■ **Page extract**
####

It turns out that the computation for a pair of pigments j and k is identical to the computation for k and j. Put another way, if you swap j and k nothing changes. Swapping r_j and r_k gives you a minus sign. Swapping mu_j and mu_k also gives you a minus sign. These two minus signs cancel out when you calculate (r_j - r_k) * (mu_j x mu_k). This means we only need to calculate the CD contribution for each pair of pigments once and then double it (i.e. 2 * cd(j,k)) rather than calculating it separately for j,k and k,j (i.e. cd(j,k) + cd(k,j)).

for j in range(n_pigs):
    for k in range(j, n_pigs):  # Notice the "j" here now!
        # Notice the "2" here now!
        stick_cd[i] += 2 * e_vecs[j, i] * e_vecs[k, i] * r_mu_dot

This takes us from 2.78ms to 1.71ms for a 63% speedup.

Skipping the diagonal

The key calculation is this (r_j - r_k) * (mu_j x mu_k) piece. Both (r_j - r_k) and (mu_j x mu_k) are zero if j = k, so we can skip those calculations entirely. This is all we need to change:

for j in range(n_pigs):
    for k in range(j+1, n_pigs):  # Notice the "+1" here!

This takes us from 1.71ms to 1.41ms for an 21% speedup.

Caching some computations

If you look at the (r_j - r_k) * (mu_j x mu_k) piece, you'll notice a distinct lack of i. This means we're calculating it over and over again for no reason on every iteration of the outer loop. We can calculate this part once and reuse it. The outer loop looks like this now:

r_mu_cross_cache = make_r_dot_mu_cross_cache(pigs)
for i in range(n_pigs):
    exciton_mus[i, :] = np.sum(np.repeat(e_vecs[:, i], 3).reshape((n_pigs, 3)) * pig_mus, axis=0)
    stick_abs[i] = np.dot(exciton_mus[i], exciton_mus[i])
    energy = e_vals[i]
    if energy == 0:
        # If the energy is zero, the pigment has been deleted
        energy = 100_000
    wavelength = 1e8 / energy  # in angstroms
    stick_coeff = 2 * np.pi / wavelength
    e_vec_weights = make_weight_matrix(e_vecs, i)

####

■ **Source material**
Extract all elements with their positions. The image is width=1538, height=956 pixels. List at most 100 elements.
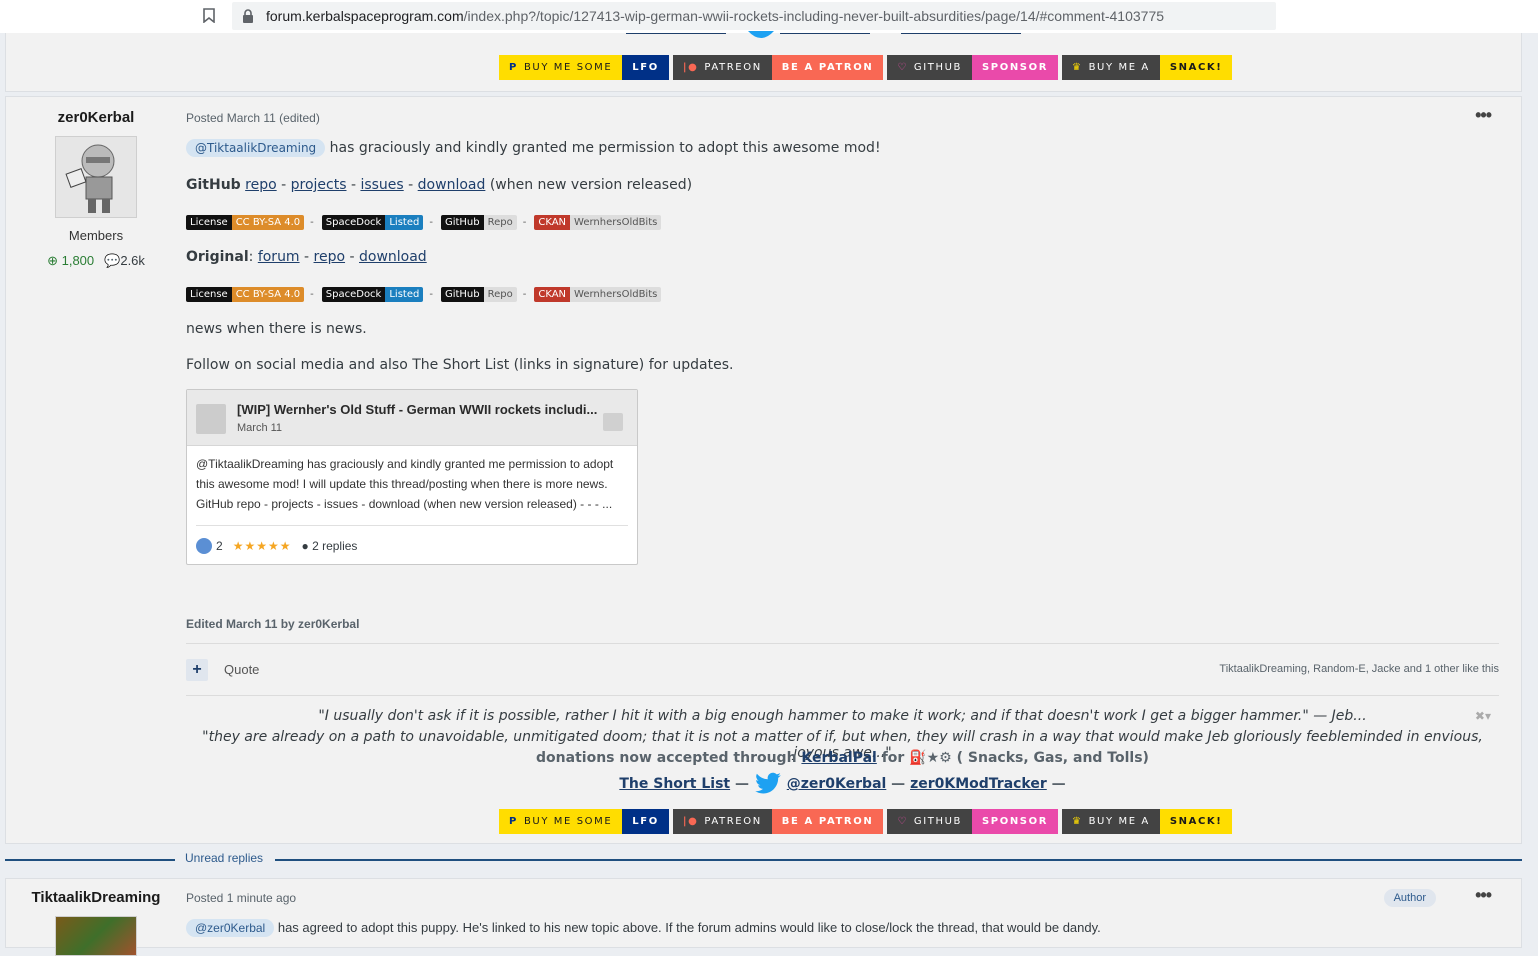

####

■ **Parts of the exercise**
A: Answer these questions using the loop-optimization text above:
(i) What speedup did counting each pair of pigments once and doubling it give, and what were the times before and after?
(ii) What two quantities does the text say are zero when j = k?
(iii) According to the code comment, what does it mean when the energy is zero?
B: Rewrite the part of the loop-optimization text that opens with the words containing "Skipping the diagonal" and closes with "an 21% speedup.", putting "term" in place of "piece".

■ **Solutions to the problems**
A:
(i) A 63% speedup, from 2.78ms to 1.71ms.
(ii) (r_j - r_k) and (mu_j x mu_k).
(iii) The pigment has been deleted.

B:
Skipping the diagonal

The key calculation is this (r_j - r_k) * (mu_j x mu_k) term. Both (r_j - r_k) and (mu_j x mu_k) are zero if j = k, so we can skip those calculations entirely. This is all we need to change:

for j in range(n_pigs):
    for k in range(j+1, n_pigs):  # Notice the "+1" here!

This takes us from 1.71ms to 1.41ms for an 21% speedup.